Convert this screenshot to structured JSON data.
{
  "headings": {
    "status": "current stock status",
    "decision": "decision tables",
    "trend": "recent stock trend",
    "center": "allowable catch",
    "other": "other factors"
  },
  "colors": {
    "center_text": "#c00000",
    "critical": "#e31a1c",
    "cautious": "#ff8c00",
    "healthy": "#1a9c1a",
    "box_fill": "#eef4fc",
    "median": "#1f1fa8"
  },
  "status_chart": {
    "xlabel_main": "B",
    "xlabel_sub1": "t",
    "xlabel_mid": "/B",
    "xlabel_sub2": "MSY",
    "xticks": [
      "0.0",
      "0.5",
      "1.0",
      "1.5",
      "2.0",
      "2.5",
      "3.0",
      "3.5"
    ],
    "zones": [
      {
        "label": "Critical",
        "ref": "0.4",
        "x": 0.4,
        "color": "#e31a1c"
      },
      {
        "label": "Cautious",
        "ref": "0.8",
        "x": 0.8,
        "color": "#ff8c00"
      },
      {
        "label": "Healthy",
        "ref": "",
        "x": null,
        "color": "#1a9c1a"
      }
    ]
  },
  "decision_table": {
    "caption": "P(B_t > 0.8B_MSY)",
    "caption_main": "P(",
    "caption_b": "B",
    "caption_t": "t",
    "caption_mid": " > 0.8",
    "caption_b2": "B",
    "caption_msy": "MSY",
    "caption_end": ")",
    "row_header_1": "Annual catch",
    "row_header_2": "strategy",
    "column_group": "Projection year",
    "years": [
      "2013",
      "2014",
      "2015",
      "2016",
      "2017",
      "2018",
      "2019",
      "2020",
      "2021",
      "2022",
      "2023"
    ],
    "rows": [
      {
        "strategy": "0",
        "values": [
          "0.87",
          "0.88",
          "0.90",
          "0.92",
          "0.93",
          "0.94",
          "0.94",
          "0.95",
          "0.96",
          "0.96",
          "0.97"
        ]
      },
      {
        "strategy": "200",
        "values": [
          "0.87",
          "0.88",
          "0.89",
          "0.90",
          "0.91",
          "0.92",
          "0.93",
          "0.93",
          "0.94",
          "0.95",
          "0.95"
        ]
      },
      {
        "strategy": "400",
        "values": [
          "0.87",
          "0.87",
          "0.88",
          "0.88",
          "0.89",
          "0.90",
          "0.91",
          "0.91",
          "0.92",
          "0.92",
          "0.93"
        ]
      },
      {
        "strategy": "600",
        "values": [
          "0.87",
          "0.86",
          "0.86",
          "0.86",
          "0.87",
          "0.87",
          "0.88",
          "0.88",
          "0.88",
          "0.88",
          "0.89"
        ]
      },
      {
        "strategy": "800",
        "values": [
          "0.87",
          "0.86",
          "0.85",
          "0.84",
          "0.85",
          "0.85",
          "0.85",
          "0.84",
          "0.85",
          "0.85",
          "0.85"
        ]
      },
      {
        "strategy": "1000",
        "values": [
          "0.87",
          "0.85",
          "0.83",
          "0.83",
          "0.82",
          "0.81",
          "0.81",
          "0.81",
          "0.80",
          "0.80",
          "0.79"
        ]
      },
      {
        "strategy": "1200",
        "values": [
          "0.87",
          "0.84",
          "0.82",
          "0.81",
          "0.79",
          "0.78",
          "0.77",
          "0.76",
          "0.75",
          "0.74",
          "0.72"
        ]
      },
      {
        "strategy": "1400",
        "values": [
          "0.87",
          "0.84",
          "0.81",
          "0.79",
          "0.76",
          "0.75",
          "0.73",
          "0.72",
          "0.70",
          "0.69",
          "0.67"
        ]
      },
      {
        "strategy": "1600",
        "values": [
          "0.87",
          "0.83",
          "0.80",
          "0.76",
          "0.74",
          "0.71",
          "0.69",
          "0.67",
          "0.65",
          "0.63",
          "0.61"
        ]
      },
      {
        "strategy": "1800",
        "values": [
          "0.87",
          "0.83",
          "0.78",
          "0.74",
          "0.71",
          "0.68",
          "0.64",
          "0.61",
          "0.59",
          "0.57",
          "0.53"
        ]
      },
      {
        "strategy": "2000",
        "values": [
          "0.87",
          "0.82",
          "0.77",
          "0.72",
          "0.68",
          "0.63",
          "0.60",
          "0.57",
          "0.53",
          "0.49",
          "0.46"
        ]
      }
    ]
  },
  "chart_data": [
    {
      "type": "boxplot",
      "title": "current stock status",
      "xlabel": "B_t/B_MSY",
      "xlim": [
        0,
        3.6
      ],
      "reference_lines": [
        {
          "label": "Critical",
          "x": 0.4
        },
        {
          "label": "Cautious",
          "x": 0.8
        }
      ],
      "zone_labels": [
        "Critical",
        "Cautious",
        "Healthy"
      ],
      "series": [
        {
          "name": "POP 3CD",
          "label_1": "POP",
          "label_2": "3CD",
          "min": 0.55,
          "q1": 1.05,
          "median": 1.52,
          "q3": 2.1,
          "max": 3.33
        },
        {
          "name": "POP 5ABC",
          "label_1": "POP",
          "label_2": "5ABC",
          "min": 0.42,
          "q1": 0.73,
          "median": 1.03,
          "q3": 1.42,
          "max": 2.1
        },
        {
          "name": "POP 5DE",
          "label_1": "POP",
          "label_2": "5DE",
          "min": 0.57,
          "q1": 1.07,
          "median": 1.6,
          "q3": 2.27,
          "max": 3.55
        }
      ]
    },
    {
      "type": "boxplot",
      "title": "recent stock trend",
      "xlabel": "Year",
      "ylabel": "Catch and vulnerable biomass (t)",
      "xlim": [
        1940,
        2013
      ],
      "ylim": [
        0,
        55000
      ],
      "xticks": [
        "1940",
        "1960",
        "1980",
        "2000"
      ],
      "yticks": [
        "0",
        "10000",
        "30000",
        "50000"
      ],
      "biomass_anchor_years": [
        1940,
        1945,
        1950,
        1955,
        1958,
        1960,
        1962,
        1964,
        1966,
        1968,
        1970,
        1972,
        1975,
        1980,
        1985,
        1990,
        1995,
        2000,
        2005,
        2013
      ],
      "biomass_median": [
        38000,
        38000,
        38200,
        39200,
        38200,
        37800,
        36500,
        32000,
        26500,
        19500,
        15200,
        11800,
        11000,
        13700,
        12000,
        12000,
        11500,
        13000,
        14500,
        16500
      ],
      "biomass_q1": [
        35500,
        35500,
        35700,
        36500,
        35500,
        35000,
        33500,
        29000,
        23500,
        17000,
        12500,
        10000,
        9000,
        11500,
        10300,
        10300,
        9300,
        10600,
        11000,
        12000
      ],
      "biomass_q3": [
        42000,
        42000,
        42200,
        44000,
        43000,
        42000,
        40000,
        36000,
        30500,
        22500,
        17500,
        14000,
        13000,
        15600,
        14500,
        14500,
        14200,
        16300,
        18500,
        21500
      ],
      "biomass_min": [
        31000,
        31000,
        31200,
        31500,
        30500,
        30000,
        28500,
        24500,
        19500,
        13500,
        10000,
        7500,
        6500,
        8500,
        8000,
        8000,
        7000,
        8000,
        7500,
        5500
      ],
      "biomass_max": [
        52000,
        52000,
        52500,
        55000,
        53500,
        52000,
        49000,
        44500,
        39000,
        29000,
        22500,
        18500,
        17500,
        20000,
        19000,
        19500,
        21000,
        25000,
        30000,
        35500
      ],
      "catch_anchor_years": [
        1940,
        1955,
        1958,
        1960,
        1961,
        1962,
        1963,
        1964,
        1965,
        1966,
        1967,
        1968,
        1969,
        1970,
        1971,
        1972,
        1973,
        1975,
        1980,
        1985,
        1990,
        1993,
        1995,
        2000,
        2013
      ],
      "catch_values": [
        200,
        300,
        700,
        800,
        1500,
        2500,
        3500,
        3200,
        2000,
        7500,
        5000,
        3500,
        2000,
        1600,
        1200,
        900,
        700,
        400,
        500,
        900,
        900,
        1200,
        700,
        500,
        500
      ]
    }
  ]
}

◆ ◆ ◆

Show, from the material above, each line that includes the string "recent".

[EXERCISE SOLUTION]:
    "trend": "recent stock trend",
      "title": "recent stock trend",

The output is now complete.